═════ INPUT DATA ═════
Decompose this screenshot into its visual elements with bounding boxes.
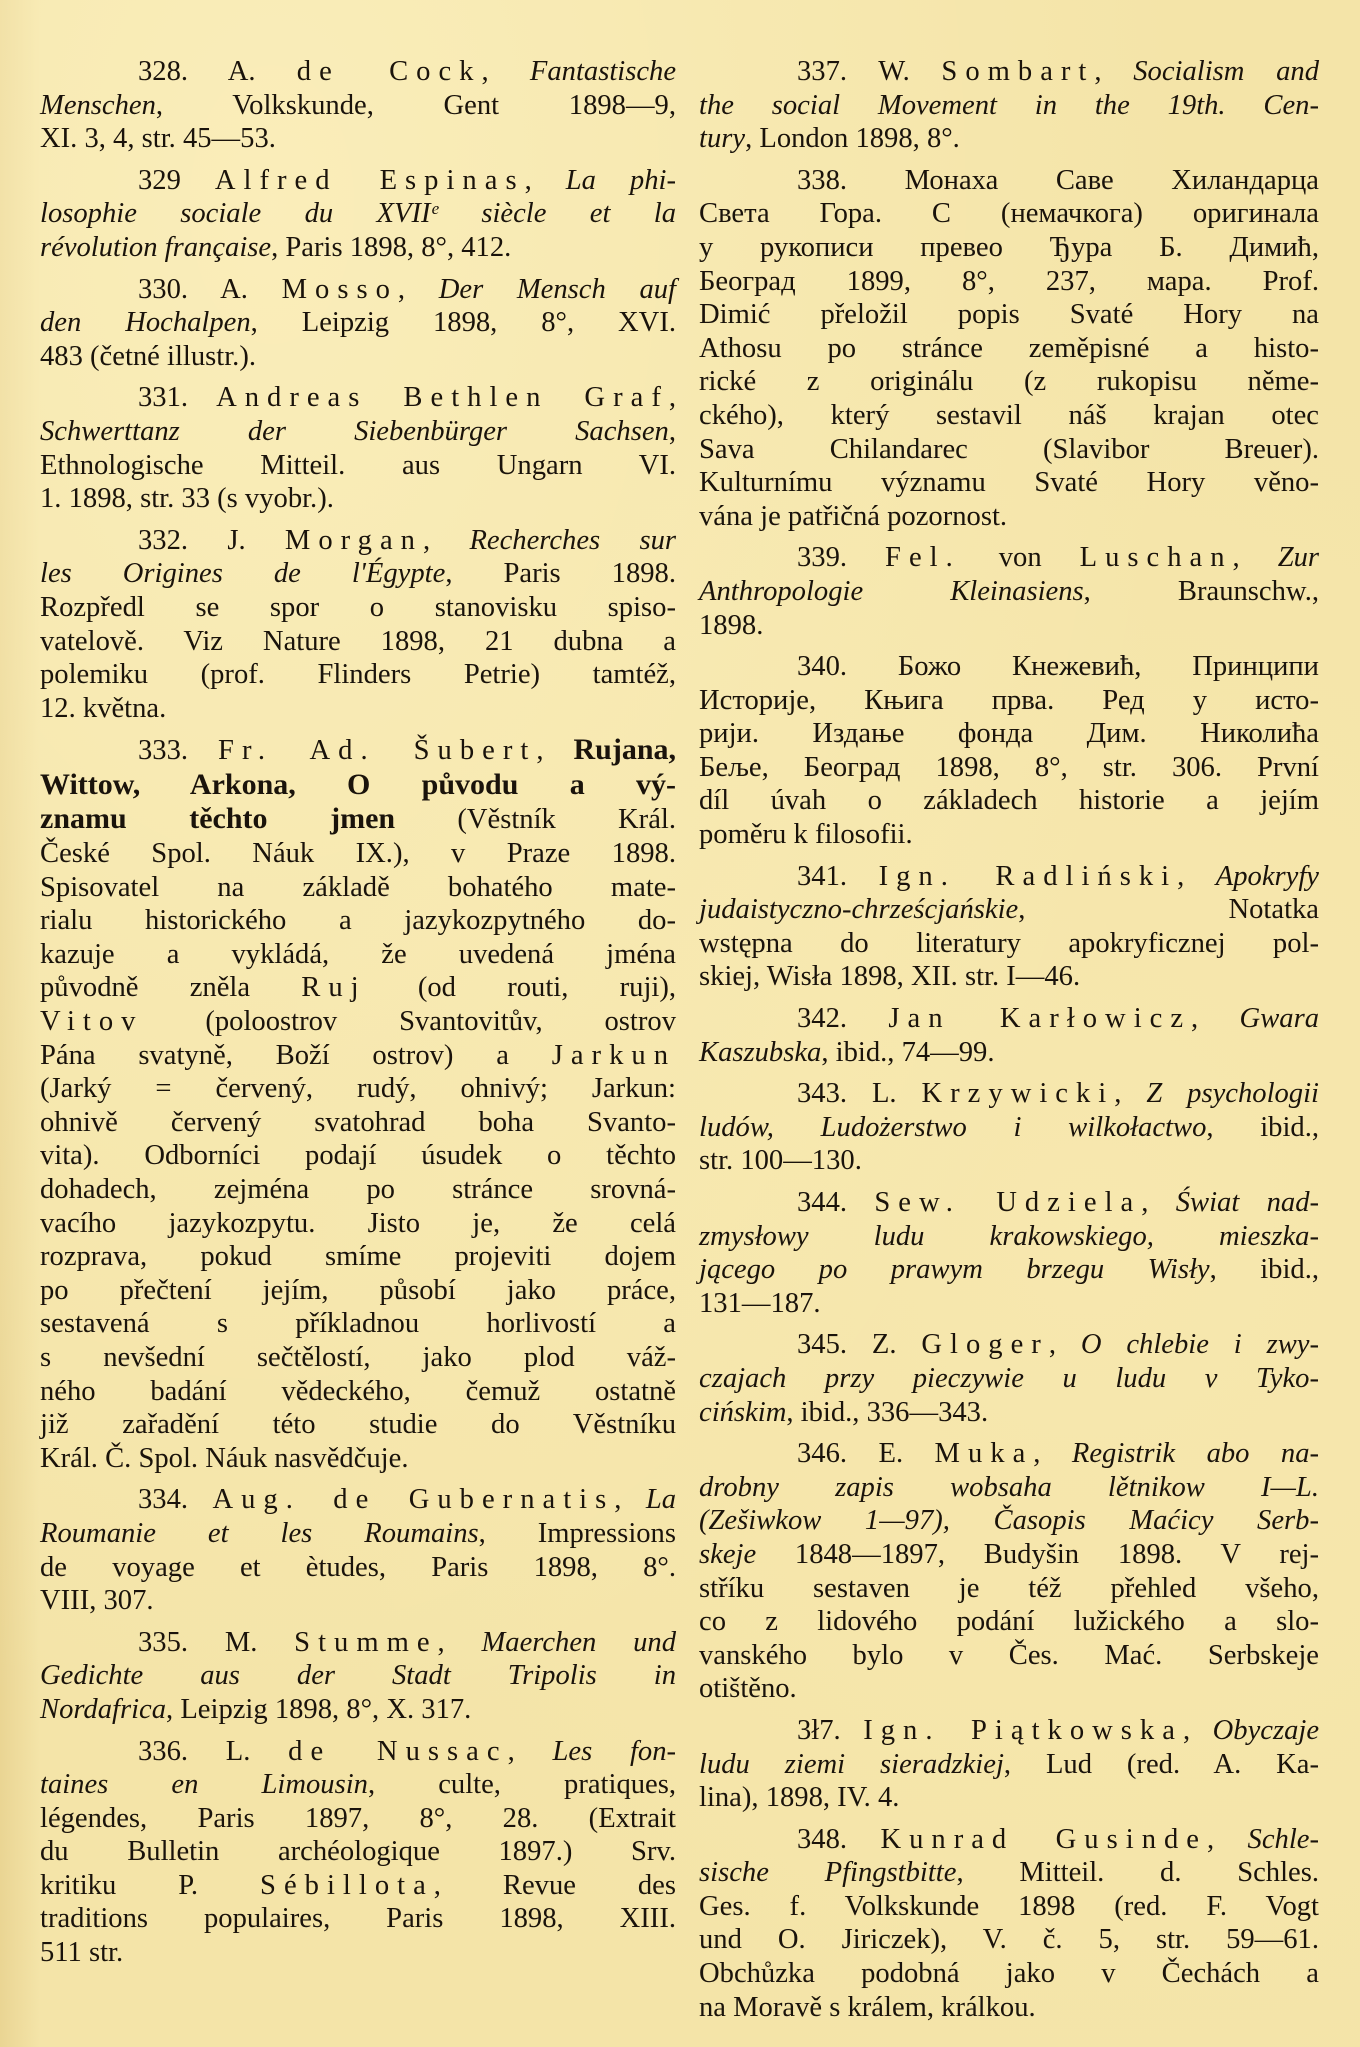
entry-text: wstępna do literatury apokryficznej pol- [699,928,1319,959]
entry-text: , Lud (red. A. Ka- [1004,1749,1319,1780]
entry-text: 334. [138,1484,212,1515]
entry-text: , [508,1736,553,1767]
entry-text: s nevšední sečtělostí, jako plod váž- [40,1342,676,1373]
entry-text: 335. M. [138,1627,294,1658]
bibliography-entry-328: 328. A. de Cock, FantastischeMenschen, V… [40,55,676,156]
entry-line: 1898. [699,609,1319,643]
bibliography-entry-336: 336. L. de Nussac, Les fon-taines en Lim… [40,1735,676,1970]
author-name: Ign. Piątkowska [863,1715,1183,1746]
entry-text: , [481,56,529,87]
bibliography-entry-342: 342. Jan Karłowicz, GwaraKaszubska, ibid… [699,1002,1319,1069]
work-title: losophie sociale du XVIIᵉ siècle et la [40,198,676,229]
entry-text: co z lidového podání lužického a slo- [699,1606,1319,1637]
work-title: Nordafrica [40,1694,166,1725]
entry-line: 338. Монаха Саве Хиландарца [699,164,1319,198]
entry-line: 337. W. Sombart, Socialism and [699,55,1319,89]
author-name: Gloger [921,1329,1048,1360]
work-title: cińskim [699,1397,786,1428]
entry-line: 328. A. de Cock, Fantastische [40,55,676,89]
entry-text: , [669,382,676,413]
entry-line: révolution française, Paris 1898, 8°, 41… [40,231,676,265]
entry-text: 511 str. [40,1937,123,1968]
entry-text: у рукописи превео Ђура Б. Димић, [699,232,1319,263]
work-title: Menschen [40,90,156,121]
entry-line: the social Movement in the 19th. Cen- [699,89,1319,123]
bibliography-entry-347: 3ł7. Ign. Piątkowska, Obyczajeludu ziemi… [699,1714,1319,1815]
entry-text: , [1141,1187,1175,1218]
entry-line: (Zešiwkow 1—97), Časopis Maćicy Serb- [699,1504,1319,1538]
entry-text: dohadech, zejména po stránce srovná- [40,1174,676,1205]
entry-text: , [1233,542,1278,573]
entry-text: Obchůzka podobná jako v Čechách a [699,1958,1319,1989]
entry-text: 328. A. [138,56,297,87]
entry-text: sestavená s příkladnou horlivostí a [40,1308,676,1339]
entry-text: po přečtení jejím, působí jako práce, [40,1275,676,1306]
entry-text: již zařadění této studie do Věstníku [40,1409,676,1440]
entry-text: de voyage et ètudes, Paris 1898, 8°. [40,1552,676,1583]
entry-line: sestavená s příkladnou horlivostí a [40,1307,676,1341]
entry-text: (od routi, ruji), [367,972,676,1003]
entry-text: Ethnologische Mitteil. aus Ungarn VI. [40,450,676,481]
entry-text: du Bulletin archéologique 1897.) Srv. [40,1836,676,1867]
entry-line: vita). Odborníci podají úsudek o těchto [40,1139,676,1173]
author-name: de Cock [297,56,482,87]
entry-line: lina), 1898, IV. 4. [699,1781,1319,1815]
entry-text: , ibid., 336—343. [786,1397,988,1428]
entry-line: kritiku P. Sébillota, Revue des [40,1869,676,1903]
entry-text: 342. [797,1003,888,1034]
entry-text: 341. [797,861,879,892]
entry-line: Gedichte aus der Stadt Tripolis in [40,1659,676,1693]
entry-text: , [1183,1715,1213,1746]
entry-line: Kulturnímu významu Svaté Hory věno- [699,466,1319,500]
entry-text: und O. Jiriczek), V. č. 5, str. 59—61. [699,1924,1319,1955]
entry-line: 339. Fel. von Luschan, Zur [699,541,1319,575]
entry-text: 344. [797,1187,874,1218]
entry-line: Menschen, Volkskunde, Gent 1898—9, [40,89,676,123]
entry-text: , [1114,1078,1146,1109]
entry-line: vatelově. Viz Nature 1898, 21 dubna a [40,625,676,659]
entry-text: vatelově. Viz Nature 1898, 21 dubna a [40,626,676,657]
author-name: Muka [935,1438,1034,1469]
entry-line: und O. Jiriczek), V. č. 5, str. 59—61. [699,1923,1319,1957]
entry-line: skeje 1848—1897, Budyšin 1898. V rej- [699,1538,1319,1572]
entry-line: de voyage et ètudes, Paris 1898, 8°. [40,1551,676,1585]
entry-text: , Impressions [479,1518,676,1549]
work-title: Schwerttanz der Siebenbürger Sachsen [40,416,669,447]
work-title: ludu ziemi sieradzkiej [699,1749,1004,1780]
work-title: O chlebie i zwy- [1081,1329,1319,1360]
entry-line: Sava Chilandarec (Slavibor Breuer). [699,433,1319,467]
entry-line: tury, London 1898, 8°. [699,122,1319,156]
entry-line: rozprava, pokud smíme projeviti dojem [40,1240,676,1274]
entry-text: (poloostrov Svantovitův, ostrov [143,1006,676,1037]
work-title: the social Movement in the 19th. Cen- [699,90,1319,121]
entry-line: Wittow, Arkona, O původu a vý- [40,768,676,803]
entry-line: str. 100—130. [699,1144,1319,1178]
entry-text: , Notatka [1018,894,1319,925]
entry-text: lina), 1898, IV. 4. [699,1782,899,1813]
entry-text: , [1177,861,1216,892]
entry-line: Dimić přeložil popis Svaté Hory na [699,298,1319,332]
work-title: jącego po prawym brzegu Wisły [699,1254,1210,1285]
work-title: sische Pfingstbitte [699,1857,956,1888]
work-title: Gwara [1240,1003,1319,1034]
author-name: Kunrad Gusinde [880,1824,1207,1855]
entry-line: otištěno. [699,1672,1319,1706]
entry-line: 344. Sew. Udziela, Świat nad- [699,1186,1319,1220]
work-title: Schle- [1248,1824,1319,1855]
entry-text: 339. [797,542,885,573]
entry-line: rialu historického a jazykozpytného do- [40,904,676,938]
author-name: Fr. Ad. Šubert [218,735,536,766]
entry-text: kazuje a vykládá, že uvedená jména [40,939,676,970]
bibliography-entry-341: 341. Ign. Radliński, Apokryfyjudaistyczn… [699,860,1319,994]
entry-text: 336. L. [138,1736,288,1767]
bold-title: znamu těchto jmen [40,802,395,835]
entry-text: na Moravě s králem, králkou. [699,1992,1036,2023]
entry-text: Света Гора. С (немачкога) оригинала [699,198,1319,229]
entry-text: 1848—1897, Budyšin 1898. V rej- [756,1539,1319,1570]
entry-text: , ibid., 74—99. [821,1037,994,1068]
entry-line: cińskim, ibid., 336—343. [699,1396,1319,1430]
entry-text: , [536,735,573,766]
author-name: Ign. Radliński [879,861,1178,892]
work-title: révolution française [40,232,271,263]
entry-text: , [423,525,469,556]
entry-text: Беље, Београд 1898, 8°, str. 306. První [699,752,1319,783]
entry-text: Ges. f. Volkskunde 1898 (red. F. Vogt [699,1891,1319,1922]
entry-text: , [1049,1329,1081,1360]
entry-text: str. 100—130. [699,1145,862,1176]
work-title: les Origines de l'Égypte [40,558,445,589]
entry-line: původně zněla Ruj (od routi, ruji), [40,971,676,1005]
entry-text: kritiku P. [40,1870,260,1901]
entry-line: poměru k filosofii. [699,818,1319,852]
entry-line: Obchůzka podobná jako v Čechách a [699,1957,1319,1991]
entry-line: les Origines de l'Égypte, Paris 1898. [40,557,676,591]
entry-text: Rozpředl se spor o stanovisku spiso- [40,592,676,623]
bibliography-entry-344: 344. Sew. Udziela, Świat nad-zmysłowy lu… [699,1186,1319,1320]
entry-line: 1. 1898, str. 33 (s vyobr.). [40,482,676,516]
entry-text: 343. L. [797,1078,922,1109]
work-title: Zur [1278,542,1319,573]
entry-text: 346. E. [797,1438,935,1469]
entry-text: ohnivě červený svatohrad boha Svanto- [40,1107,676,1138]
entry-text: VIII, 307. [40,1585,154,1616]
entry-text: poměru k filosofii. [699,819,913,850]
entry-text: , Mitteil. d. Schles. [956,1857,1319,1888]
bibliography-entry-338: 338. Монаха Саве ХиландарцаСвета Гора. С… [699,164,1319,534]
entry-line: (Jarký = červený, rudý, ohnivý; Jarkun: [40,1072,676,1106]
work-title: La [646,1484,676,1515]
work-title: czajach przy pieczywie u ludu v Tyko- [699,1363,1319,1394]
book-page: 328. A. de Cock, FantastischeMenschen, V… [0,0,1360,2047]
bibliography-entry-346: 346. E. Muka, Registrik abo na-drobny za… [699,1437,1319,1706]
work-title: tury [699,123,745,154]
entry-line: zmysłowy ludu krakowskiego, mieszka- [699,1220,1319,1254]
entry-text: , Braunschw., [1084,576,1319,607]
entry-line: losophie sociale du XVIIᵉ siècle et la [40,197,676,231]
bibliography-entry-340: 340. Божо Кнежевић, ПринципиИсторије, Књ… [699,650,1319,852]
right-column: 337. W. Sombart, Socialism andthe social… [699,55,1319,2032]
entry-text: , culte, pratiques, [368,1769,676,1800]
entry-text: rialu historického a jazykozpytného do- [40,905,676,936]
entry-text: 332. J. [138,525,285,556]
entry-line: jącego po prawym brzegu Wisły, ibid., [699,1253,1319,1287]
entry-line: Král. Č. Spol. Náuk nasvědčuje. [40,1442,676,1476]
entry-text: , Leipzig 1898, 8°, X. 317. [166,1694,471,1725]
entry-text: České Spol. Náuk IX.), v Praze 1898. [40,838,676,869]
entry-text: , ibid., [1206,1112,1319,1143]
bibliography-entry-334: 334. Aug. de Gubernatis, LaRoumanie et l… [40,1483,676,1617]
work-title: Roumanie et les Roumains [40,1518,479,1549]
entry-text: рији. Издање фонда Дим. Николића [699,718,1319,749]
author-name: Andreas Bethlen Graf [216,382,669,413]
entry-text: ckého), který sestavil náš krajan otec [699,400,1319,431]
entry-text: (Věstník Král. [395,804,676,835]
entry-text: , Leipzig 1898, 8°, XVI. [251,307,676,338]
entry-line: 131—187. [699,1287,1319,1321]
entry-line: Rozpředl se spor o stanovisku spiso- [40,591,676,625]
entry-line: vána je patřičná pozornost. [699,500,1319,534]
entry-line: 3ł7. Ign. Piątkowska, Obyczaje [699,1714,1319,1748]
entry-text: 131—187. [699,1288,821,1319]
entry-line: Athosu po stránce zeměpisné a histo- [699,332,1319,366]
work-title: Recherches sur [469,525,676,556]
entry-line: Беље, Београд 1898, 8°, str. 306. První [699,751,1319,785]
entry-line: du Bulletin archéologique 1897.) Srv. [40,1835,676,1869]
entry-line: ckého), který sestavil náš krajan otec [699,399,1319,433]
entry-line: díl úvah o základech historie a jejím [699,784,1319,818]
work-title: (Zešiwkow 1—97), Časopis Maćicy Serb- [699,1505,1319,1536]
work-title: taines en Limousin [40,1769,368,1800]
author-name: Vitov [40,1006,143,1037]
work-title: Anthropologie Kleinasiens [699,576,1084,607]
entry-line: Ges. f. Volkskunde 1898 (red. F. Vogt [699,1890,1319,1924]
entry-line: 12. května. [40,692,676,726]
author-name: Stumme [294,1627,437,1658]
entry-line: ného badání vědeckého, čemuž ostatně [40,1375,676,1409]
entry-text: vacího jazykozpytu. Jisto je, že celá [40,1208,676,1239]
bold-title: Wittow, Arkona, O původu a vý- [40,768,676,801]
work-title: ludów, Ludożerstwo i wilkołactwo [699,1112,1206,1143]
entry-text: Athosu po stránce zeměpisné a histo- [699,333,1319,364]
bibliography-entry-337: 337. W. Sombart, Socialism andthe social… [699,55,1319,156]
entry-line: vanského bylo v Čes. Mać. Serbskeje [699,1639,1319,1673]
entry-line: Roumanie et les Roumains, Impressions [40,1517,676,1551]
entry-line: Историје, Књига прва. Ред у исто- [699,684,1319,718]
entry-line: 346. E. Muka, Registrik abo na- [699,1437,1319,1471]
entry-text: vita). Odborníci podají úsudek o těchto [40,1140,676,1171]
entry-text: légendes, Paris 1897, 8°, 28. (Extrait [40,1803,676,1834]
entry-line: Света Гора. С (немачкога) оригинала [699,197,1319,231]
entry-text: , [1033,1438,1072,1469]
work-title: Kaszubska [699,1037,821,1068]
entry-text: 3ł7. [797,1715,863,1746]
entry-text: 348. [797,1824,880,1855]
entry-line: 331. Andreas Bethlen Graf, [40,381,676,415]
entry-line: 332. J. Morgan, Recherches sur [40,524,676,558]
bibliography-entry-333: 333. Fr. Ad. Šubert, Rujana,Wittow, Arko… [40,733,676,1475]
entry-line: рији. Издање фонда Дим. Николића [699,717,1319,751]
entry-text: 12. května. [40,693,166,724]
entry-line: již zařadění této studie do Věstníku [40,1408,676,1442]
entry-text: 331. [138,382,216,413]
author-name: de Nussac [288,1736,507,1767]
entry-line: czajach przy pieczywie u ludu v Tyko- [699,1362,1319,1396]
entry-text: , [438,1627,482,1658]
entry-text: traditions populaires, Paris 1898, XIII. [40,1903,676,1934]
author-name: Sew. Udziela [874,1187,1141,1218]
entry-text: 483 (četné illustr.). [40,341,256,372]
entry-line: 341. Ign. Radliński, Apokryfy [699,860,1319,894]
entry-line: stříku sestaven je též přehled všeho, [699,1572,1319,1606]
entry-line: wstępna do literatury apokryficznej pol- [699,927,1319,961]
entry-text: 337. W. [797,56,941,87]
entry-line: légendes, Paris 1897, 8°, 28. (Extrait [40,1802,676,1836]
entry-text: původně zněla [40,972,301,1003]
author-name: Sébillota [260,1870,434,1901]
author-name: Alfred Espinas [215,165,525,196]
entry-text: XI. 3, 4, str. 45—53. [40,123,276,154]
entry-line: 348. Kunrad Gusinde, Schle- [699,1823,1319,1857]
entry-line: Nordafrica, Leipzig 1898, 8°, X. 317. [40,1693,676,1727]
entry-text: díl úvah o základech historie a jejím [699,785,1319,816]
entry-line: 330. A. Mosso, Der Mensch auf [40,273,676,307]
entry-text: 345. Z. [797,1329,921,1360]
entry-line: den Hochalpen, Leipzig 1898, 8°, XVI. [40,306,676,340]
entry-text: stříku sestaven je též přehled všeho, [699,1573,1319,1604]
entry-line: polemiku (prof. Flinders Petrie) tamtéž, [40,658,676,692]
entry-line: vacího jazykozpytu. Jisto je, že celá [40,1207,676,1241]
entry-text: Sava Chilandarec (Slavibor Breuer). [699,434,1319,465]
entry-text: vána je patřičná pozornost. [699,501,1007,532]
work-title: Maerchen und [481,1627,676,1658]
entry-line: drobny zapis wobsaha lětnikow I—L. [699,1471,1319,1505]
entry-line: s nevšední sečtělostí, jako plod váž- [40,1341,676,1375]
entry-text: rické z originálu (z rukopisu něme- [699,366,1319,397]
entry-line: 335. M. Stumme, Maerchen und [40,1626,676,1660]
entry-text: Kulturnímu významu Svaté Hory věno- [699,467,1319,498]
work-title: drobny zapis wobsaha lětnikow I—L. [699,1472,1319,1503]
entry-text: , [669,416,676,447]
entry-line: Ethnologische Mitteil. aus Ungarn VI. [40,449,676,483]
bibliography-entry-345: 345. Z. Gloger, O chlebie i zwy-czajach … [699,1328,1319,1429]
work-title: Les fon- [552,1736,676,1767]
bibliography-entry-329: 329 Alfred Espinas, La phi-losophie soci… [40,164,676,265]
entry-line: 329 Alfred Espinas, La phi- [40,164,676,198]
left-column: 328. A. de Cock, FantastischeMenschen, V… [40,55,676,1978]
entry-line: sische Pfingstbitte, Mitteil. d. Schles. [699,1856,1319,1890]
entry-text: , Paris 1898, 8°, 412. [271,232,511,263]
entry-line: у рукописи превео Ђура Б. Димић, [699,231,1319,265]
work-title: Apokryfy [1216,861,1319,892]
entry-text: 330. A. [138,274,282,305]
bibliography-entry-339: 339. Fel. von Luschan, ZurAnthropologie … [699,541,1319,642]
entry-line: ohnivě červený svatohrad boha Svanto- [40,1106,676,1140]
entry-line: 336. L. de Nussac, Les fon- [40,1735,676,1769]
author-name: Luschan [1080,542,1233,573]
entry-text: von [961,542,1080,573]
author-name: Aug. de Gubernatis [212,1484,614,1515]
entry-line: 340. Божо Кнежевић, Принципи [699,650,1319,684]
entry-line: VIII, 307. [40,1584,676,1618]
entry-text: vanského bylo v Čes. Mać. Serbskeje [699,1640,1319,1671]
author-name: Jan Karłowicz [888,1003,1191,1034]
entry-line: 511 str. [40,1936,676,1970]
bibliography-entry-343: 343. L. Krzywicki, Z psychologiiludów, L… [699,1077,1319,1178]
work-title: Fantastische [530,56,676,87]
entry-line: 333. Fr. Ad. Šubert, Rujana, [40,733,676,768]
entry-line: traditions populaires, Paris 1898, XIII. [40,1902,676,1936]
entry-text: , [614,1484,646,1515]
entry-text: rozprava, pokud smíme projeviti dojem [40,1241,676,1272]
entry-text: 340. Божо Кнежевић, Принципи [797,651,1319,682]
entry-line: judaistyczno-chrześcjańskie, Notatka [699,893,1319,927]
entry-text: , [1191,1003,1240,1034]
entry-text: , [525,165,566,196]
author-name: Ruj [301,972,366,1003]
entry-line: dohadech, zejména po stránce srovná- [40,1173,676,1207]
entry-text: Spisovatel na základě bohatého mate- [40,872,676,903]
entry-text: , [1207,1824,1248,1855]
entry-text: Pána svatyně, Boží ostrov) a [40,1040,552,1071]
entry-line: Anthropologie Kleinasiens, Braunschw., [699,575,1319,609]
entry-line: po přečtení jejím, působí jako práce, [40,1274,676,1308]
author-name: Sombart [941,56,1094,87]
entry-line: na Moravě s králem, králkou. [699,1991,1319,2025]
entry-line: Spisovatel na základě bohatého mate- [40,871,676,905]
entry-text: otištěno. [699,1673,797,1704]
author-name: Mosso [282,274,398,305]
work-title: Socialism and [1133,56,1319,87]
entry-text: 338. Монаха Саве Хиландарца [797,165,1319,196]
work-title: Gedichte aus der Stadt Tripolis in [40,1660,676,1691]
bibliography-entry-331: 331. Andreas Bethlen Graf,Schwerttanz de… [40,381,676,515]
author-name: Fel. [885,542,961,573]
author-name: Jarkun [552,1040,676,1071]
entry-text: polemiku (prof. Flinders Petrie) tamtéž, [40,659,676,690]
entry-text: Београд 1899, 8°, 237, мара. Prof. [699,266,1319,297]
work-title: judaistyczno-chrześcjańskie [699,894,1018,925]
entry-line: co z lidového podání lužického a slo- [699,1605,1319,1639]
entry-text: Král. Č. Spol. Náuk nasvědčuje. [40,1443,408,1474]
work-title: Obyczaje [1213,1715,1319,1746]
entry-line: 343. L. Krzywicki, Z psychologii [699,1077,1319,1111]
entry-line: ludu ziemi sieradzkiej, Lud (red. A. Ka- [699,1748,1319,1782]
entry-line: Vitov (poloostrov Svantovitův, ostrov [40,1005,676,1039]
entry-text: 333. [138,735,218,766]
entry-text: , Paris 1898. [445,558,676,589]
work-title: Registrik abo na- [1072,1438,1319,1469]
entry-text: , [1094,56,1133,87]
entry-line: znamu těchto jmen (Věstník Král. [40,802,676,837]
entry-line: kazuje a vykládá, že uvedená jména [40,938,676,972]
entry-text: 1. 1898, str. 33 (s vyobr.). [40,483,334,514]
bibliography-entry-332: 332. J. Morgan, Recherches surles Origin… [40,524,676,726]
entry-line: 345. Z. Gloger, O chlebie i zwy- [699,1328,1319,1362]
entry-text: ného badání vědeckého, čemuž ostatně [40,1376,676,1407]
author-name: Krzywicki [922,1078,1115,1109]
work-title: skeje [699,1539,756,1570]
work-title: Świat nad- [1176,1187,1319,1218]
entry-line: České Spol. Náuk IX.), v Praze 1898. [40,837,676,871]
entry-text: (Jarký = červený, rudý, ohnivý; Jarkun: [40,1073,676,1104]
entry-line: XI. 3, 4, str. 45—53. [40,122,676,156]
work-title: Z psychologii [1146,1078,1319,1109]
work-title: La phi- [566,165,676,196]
═════
WORK TO COMPLETE: Output the data lines between the line holding "entry-text: wstępna do" and the line holding "entry-text: , [669,382,676,413]", inclusive, repeating each one exactly.

FULL SOLUTION:
entry-text: wstępna do literatury apokryficznej pol- [699,928,1319,959]
entry-text: , Lud (red. A. Ka- [1004,1749,1319,1780]
entry-text: 334. [138,1484,212,1515]
entry-text: , [508,1736,553,1767]
entry-text: s nevšední sečtělostí, jako plod váž- [40,1342,676,1373]
entry-text: 335. M. [138,1627,294,1658]
bibliography-entry-328: 328. A. de Cock, FantastischeMenschen, V… [40,55,676,156]
entry-line: 1898. [699,609,1319,643]
bibliography-entry-336: 336. L. de Nussac, Les fon-taines en Lim… [40,1735,676,1970]
author-name: Ign. Piątkowska [863,1715,1183,1746]
entry-text: , [481,56,529,87]
bibliography-entry-342: 342. Jan Karłowicz, GwaraKaszubska, ibid… [699,1002,1319,1069]
work-title: losophie sociale du XVIIᵉ siècle et la [40,198,676,229]
entry-text: co z lidového podání lužického a slo- [699,1606,1319,1637]
work-title: Nordafrica [40,1694,166,1725]
entry-line: 338. Монаха Саве Хиландарца [699,164,1319,198]
entry-line: 337. W. Sombart, Socialism and [699,55,1319,89]
author-name: Gloger [921,1329,1048,1360]
work-title: cińskim [699,1397,786,1428]
entry-line: 328. A. de Cock, Fantastische [40,55,676,89]
entry-text: , [669,382,676,413]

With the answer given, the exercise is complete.